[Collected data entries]
##########

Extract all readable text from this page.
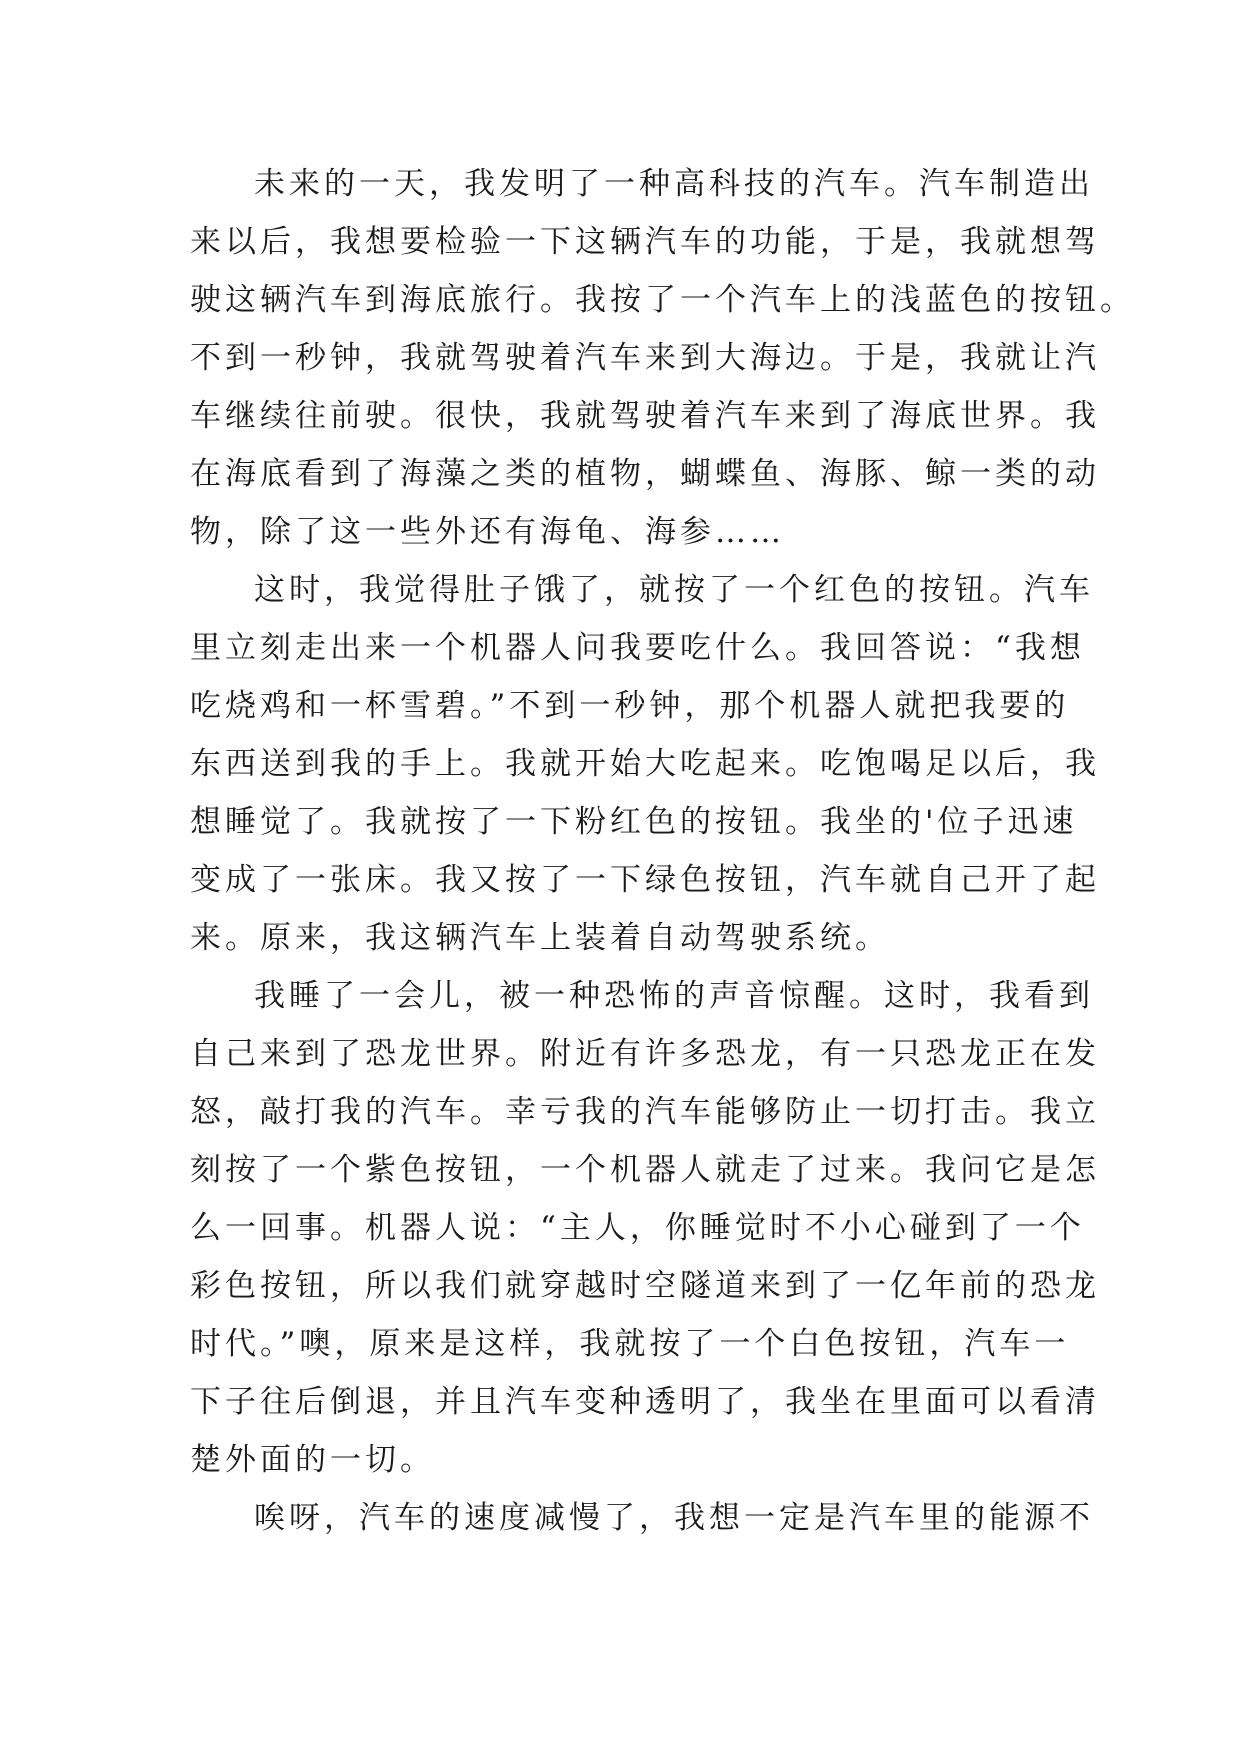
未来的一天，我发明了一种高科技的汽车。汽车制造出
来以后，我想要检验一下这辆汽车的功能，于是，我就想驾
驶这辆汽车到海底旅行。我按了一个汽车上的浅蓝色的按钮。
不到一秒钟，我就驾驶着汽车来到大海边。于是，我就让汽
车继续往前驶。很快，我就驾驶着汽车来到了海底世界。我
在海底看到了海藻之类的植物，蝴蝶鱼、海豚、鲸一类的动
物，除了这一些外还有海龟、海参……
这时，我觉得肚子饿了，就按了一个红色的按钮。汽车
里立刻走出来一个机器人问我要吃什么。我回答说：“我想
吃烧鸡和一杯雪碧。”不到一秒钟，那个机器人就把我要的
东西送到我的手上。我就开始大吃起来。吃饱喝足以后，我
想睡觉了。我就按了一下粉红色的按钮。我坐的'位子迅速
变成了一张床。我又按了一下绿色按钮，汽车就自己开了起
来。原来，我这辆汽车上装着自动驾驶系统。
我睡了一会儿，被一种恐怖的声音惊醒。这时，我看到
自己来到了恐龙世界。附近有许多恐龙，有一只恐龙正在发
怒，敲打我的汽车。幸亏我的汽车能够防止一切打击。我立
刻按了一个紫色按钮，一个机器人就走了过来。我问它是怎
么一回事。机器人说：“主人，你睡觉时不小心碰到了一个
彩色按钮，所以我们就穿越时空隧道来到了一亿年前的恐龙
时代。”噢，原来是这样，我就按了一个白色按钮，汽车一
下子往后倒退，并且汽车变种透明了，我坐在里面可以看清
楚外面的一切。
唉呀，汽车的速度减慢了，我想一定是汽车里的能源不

##########

▶ AIM OF THE EXERCISE:
Leave every image out, and retype the material exactly.

▶ RESULT OF THIS EXERCISE:
Extract all readable text from this page.
未来的一天，我发明了一种高科技的汽车。汽车制造出
来以后，我想要检验一下这辆汽车的功能，于是，我就想驾
驶这辆汽车到海底旅行。我按了一个汽车上的浅蓝色的按钮。
不到一秒钟，我就驾驶着汽车来到大海边。于是，我就让汽
车继续往前驶。很快，我就驾驶着汽车来到了海底世界。我
在海底看到了海藻之类的植物，蝴蝶鱼、海豚、鲸一类的动
物，除了这一些外还有海龟、海参……
这时，我觉得肚子饿了，就按了一个红色的按钮。汽车
里立刻走出来一个机器人问我要吃什么。我回答说：“我想
吃烧鸡和一杯雪碧。”不到一秒钟，那个机器人就把我要的
东西送到我的手上。我就开始大吃起来。吃饱喝足以后，我
想睡觉了。我就按了一下粉红色的按钮。我坐的'位子迅速
变成了一张床。我又按了一下绿色按钮，汽车就自己开了起
来。原来，我这辆汽车上装着自动驾驶系统。
我睡了一会儿，被一种恐怖的声音惊醒。这时，我看到
自己来到了恐龙世界。附近有许多恐龙，有一只恐龙正在发
怒，敲打我的汽车。幸亏我的汽车能够防止一切打击。我立
刻按了一个紫色按钮，一个机器人就走了过来。我问它是怎
么一回事。机器人说：“主人，你睡觉时不小心碰到了一个
彩色按钮，所以我们就穿越时空隧道来到了一亿年前的恐龙
时代。”噢，原来是这样，我就按了一个白色按钮，汽车一
下子往后倒退，并且汽车变种透明了，我坐在里面可以看清
楚外面的一切。
唉呀，汽车的速度减慢了，我想一定是汽车里的能源不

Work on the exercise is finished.